- [WHAT THE TASK ASKS]: Return each line containing "slåtteräng".

[BEGIN TASK DATA]

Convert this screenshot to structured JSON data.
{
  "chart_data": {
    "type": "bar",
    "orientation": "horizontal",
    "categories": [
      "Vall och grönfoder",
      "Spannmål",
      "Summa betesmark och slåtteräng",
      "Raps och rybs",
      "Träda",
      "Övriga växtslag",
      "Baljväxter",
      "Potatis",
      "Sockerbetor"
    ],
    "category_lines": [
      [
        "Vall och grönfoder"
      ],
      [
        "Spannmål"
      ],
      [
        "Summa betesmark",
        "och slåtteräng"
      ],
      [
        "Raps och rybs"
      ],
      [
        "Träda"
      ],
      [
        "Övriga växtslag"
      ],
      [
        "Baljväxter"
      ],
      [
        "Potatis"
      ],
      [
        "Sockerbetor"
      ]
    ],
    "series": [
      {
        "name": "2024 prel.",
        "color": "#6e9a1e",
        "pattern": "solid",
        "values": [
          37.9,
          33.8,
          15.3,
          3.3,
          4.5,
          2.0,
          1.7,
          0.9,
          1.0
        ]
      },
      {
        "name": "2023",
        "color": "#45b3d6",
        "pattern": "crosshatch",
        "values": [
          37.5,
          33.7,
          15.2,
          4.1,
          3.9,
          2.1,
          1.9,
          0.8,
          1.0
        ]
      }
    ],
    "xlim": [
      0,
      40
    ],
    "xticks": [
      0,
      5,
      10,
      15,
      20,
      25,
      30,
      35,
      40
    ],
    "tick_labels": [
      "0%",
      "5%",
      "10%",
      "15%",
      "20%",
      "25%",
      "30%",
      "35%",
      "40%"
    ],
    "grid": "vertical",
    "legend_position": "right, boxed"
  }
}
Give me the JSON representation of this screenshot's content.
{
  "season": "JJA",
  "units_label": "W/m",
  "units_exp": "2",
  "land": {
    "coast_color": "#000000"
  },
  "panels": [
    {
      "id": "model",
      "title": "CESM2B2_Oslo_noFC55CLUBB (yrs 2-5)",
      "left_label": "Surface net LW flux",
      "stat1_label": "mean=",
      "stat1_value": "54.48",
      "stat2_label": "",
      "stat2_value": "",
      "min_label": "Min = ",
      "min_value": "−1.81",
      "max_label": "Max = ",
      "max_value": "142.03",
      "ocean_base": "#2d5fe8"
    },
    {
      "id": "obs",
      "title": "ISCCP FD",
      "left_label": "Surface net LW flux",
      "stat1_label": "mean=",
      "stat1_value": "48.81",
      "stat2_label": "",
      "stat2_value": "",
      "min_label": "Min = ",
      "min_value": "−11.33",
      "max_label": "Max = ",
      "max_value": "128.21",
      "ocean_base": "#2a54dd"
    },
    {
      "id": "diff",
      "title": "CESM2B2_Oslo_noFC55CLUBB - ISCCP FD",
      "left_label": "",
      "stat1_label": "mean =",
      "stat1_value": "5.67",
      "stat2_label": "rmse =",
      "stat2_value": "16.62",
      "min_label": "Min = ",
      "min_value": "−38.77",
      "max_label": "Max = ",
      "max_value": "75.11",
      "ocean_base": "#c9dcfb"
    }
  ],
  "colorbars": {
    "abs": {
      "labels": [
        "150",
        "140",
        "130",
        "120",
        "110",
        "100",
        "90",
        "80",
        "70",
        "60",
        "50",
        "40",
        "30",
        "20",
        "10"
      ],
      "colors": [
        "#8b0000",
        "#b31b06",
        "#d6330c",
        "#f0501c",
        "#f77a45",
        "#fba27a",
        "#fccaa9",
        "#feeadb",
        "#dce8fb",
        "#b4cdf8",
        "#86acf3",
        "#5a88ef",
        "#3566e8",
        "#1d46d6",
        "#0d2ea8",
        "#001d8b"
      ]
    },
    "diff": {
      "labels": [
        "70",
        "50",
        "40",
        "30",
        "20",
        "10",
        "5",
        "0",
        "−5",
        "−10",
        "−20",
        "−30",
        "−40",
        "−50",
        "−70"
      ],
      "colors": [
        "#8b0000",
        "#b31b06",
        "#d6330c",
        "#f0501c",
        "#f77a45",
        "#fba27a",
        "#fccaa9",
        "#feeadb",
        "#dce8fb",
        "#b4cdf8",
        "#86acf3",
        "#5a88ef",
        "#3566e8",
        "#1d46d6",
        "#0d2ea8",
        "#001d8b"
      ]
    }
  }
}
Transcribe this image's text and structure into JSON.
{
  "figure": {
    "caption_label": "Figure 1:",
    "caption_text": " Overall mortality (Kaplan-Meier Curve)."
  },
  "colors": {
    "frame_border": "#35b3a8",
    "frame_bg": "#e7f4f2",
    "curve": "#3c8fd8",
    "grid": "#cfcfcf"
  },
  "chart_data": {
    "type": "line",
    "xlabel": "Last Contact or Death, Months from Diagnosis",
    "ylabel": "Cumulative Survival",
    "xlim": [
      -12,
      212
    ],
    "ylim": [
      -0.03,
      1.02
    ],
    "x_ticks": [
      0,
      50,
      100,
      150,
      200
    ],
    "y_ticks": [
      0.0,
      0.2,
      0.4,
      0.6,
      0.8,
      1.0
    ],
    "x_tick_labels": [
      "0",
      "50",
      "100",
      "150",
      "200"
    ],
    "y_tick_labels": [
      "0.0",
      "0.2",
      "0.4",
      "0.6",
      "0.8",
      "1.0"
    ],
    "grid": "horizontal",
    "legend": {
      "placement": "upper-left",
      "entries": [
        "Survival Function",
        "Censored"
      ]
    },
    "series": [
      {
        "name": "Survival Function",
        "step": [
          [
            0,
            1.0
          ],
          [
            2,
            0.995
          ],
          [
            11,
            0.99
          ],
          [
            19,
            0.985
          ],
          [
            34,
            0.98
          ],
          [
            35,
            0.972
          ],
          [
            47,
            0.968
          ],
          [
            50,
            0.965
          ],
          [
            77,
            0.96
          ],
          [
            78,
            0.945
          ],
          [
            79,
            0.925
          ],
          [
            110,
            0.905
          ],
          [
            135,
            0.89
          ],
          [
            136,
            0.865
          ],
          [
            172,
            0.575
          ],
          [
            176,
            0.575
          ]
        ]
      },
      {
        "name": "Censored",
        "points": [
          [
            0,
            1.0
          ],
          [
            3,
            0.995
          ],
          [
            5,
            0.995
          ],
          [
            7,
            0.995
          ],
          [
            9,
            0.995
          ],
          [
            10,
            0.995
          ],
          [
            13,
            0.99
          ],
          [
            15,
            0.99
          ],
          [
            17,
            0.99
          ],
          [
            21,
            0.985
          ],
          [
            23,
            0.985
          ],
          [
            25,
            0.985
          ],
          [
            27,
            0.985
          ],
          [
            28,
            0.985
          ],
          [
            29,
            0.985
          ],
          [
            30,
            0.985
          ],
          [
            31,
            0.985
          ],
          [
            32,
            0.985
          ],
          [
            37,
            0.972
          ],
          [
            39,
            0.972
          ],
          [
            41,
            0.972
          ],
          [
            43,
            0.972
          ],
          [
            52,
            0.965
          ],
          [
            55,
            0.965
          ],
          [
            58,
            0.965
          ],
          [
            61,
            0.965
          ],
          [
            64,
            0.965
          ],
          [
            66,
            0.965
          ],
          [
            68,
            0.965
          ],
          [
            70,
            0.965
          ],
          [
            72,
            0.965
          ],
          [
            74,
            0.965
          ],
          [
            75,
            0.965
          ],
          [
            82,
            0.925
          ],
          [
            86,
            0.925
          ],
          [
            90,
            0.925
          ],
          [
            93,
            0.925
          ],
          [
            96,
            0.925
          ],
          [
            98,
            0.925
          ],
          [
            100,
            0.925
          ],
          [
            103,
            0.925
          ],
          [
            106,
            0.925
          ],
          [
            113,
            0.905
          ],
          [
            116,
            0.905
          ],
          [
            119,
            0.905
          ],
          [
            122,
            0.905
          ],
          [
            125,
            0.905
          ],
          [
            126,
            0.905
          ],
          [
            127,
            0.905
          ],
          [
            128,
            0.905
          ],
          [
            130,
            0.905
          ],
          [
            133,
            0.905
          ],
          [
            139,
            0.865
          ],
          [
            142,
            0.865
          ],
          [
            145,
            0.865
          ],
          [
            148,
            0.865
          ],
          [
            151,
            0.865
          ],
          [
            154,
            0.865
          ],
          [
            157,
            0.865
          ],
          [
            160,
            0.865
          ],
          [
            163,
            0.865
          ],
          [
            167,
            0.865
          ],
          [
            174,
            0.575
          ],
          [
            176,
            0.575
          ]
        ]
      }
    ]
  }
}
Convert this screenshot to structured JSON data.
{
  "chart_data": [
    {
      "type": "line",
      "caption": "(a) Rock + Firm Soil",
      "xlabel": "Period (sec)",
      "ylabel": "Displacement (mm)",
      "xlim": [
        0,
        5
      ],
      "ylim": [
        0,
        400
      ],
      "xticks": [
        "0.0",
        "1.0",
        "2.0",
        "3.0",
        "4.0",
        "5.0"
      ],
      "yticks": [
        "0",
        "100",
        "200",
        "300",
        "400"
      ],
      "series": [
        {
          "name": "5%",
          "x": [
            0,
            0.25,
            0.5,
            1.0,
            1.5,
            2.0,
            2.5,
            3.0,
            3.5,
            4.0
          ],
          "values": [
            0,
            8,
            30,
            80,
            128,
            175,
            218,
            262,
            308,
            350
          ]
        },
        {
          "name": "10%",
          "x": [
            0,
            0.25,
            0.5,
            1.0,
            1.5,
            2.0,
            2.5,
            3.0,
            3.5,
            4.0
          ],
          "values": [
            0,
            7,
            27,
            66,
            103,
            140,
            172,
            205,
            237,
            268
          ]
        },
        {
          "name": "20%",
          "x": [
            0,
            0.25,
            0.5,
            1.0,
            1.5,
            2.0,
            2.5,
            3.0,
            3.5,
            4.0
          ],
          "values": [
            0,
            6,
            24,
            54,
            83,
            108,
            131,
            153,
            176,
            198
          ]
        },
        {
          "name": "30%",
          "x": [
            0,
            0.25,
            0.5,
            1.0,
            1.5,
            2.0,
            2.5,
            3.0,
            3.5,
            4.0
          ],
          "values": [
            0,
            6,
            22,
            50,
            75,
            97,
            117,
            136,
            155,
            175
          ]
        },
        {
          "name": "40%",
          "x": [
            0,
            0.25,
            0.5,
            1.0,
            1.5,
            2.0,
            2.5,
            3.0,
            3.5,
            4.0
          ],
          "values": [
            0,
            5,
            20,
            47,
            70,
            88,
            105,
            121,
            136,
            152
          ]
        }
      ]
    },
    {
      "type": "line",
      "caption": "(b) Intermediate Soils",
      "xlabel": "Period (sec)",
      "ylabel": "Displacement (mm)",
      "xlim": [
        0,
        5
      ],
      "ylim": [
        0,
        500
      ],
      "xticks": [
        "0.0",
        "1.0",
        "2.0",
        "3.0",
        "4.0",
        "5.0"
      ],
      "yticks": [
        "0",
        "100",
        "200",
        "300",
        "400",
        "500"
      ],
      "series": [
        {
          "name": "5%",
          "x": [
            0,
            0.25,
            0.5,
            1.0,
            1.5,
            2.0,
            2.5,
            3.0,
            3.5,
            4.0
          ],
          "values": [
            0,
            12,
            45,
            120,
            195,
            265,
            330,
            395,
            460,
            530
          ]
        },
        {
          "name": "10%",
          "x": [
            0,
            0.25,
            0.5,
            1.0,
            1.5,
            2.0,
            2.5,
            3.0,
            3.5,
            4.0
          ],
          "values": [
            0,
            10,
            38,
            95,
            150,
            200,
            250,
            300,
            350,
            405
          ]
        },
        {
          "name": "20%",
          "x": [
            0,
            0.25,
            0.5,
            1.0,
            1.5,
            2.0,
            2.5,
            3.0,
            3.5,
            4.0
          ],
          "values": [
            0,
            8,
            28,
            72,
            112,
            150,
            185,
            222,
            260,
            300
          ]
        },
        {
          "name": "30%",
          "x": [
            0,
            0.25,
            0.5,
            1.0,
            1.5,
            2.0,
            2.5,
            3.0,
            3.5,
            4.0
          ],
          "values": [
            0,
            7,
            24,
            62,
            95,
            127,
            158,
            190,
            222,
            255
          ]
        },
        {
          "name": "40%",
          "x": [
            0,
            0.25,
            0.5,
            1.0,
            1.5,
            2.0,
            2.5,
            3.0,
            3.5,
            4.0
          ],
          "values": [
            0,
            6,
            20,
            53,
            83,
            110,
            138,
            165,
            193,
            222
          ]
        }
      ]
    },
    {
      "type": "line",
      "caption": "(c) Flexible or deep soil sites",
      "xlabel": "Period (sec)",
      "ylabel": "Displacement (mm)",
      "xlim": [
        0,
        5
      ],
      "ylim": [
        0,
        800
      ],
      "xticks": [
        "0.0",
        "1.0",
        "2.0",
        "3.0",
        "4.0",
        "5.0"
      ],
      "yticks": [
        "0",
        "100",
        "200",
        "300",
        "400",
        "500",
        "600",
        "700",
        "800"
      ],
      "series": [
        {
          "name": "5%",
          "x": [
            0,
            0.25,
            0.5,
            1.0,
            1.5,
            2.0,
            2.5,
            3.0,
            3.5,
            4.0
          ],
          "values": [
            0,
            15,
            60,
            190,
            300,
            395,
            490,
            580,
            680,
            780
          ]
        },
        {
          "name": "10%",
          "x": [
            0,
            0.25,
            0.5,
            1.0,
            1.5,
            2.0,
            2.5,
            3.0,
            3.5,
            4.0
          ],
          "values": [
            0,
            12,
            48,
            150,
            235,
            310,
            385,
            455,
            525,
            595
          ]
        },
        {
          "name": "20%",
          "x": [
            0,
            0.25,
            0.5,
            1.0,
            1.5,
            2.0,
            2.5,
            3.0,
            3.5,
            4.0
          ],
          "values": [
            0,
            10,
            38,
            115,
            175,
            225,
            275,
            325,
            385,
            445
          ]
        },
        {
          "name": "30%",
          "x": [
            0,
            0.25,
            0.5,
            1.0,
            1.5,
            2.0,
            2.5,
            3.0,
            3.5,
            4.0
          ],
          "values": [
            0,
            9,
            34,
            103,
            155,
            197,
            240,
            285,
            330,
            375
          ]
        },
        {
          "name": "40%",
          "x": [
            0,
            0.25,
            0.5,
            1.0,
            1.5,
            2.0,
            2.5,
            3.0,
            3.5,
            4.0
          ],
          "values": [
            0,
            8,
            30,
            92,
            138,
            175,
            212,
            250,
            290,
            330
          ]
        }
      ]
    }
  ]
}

[END TASK DATA]

- [WRITTEN ANSWER]:
      "Summa betesmark och slåtteräng",
        "och slåtteräng"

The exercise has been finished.